> **THE REQUEST**
Strip the pictures and reproduce the rest of the listing exactly.

> **DATA SHOWN**
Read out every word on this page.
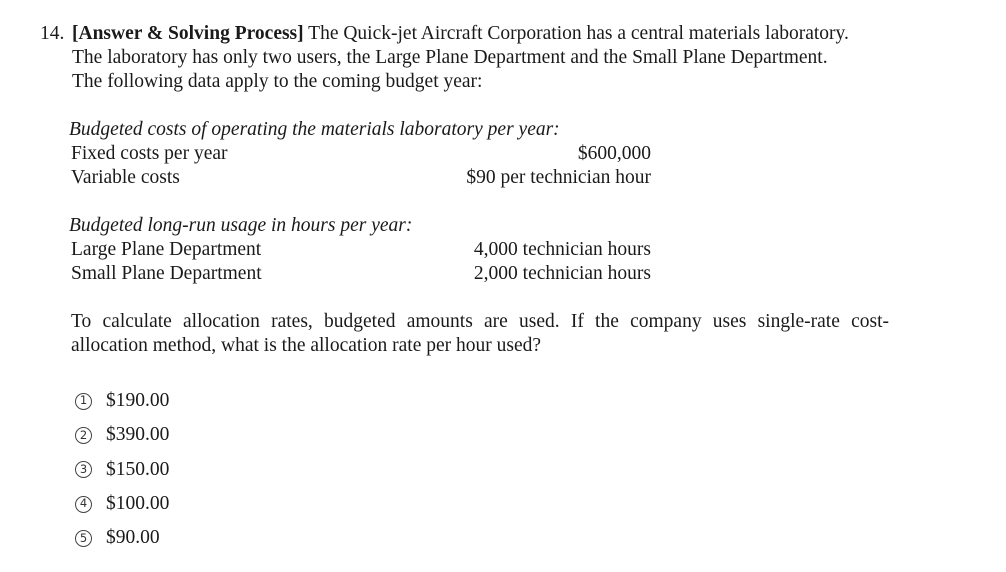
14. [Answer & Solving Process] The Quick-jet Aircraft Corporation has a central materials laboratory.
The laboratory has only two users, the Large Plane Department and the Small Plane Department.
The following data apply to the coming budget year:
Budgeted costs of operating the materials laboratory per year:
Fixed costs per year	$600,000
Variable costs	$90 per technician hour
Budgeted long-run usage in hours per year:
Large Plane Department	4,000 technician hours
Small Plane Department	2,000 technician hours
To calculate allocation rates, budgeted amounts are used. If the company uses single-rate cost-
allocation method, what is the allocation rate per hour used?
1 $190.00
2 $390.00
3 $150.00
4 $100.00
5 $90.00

> **CORRECT ANSWER**
Read out every word on this page.
14. [Answer & Solving Process] The Quick-jet Aircraft Corporation has a central materials laboratory.
The laboratory has only two users, the Large Plane Department and the Small Plane Department.
The following data apply to the coming budget year:
Budgeted costs of operating the materials laboratory per year:
Fixed costs per year	$600,000
Variable costs	$90 per technician hour
Budgeted long-run usage in hours per year:
Large Plane Department	4,000 technician hours
Small Plane Department	2,000 technician hours
To calculate allocation rates, budgeted amounts are used. If the company uses single-rate cost-
allocation method, what is the allocation rate per hour used?
1 $190.00
2 $390.00
3 $150.00
4 $100.00
5 $90.00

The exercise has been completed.